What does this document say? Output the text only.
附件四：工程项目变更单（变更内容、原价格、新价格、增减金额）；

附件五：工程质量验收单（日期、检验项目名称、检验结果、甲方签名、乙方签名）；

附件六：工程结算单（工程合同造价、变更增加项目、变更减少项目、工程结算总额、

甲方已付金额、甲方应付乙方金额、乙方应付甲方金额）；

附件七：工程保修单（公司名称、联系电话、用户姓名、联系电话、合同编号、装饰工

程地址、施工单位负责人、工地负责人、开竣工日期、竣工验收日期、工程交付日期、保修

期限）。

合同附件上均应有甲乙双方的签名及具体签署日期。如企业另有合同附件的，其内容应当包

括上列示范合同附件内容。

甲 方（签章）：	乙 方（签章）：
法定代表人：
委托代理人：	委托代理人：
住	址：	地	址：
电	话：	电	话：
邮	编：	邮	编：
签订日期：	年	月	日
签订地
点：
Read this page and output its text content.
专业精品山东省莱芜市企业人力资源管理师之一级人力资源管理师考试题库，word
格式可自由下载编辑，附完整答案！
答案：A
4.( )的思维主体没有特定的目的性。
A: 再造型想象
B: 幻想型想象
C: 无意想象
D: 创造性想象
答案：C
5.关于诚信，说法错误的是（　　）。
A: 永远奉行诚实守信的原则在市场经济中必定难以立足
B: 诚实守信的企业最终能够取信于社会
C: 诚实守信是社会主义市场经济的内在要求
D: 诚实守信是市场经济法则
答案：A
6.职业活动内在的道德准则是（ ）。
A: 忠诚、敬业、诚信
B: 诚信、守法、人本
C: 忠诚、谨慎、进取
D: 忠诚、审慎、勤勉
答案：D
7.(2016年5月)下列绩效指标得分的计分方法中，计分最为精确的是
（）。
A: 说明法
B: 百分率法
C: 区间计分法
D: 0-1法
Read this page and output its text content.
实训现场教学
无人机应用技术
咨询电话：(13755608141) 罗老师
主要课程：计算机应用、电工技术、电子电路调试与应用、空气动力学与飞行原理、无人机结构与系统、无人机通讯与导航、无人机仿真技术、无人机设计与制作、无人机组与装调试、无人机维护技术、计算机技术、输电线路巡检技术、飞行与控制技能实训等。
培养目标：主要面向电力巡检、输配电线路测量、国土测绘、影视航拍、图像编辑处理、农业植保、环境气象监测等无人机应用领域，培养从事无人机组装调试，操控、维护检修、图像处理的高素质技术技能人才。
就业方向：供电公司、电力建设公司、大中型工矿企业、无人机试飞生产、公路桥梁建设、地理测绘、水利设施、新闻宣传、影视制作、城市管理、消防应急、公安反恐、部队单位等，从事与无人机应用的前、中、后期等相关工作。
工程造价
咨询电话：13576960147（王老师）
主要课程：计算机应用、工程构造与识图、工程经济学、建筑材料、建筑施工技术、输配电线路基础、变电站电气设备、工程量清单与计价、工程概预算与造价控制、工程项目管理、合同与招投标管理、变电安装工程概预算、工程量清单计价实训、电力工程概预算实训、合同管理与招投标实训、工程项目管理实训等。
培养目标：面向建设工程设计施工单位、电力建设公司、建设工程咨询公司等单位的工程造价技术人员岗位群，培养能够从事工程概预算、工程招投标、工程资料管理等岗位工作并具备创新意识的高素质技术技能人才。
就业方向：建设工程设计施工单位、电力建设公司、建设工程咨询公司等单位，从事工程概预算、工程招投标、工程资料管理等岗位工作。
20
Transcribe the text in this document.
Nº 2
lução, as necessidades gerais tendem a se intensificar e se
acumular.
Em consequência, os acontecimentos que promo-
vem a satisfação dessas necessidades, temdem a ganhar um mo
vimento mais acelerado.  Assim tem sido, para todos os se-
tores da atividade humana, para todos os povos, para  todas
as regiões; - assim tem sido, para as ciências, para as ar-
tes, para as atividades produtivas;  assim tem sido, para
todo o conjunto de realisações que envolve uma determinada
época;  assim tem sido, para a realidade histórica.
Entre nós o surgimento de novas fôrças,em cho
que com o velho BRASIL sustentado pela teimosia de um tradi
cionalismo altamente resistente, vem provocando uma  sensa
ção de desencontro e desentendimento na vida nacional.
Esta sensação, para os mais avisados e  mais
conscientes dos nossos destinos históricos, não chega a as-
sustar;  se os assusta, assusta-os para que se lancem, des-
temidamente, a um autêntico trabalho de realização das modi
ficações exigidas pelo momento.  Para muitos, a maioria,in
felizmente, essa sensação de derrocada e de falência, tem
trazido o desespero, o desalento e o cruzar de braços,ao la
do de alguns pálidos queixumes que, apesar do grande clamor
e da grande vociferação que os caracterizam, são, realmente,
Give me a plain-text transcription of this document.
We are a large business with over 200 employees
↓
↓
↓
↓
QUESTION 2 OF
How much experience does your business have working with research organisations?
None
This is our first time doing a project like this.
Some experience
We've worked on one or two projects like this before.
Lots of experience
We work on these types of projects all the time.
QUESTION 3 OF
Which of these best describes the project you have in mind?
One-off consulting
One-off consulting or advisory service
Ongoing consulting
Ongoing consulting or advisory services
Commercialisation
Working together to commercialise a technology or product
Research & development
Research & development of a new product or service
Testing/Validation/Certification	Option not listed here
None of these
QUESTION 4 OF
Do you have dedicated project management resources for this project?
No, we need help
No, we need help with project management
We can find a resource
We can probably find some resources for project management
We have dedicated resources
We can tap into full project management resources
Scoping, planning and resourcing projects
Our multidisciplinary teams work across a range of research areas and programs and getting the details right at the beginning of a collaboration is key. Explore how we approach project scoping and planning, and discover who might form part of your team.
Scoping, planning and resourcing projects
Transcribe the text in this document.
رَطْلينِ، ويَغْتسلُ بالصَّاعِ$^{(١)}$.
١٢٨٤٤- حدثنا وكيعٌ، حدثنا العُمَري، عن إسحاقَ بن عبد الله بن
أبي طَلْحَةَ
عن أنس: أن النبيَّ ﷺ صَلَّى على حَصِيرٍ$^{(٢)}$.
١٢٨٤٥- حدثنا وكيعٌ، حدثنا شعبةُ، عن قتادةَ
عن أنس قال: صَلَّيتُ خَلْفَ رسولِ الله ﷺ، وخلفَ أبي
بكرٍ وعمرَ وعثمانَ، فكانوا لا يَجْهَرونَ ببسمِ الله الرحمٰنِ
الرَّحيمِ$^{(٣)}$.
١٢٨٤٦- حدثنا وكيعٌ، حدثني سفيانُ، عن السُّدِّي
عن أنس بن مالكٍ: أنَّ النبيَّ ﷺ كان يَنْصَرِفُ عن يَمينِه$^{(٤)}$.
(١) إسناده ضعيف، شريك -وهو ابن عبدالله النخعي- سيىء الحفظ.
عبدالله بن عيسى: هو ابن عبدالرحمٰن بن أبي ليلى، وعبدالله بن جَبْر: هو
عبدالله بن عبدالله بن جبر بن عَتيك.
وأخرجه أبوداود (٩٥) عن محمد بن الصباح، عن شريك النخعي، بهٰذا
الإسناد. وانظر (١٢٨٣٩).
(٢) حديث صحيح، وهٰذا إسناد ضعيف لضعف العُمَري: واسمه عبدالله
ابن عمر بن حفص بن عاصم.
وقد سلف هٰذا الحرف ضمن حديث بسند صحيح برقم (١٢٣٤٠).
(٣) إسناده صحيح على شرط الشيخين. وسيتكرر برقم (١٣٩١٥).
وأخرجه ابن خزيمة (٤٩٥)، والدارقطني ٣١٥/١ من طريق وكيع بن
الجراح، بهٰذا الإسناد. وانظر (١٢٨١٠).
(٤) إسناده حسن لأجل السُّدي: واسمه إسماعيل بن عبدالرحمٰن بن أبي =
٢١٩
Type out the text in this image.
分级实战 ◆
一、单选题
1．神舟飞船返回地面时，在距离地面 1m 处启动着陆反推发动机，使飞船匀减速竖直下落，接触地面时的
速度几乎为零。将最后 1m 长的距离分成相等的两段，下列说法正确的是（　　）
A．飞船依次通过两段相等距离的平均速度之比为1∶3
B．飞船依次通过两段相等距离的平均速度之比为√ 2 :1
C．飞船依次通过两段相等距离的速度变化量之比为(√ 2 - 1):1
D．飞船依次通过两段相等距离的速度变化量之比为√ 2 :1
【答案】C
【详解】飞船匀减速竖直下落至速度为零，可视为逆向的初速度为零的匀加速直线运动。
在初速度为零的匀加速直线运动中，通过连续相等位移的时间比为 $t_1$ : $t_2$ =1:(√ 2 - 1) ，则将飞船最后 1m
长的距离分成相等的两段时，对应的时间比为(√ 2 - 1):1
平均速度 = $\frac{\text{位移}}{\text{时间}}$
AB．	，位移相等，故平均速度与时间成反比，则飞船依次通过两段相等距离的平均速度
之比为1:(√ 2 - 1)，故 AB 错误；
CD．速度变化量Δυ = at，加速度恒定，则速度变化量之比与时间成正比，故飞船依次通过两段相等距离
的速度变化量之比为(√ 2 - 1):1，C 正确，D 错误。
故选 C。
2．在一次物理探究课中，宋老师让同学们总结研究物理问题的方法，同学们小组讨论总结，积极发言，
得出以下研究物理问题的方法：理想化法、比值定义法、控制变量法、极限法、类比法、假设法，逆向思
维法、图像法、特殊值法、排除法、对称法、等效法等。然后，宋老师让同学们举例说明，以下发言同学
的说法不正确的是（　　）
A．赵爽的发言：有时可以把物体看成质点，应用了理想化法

===

### What you need to do
Repeat, word for word, every line from the line that contains "Type out the text in this image." to the end of the entries; include both of those lines and no others.

### Exercise response
Type out the text in this image.
分级实战 ◆
一、单选题
1．神舟飞船返回地面时，在距离地面 1m 处启动着陆反推发动机，使飞船匀减速竖直下落，接触地面时的
速度几乎为零。将最后 1m 长的距离分成相等的两段，下列说法正确的是（　　）
A．飞船依次通过两段相等距离的平均速度之比为1∶3
B．飞船依次通过两段相等距离的平均速度之比为√ 2 :1
C．飞船依次通过两段相等距离的速度变化量之比为(√ 2 - 1):1
D．飞船依次通过两段相等距离的速度变化量之比为√ 2 :1
【答案】C
【详解】飞船匀减速竖直下落至速度为零，可视为逆向的初速度为零的匀加速直线运动。
在初速度为零的匀加速直线运动中，通过连续相等位移的时间比为 $t_1$ : $t_2$ =1:(√ 2 - 1) ，则将飞船最后 1m
长的距离分成相等的两段时，对应的时间比为(√ 2 - 1):1
平均速度 = $\frac{\text{位移}}{\text{时间}}$
AB．	，位移相等，故平均速度与时间成反比，则飞船依次通过两段相等距离的平均速度
之比为1:(√ 2 - 1)，故 AB 错误；
CD．速度变化量Δυ = at，加速度恒定，则速度变化量之比与时间成正比，故飞船依次通过两段相等距离
的速度变化量之比为(√ 2 - 1):1，C 正确，D 错误。
故选 C。
2．在一次物理探究课中，宋老师让同学们总结研究物理问题的方法，同学们小组讨论总结，积极发言，
得出以下研究物理问题的方法：理想化法、比值定义法、控制变量法、极限法、类比法、假设法，逆向思
维法、图像法、特殊值法、排除法、对称法、等效法等。然后，宋老师让同学们举例说明，以下发言同学
的说法不正确的是（　　）
A．赵爽的发言：有时可以把物体看成质点，应用了理想化法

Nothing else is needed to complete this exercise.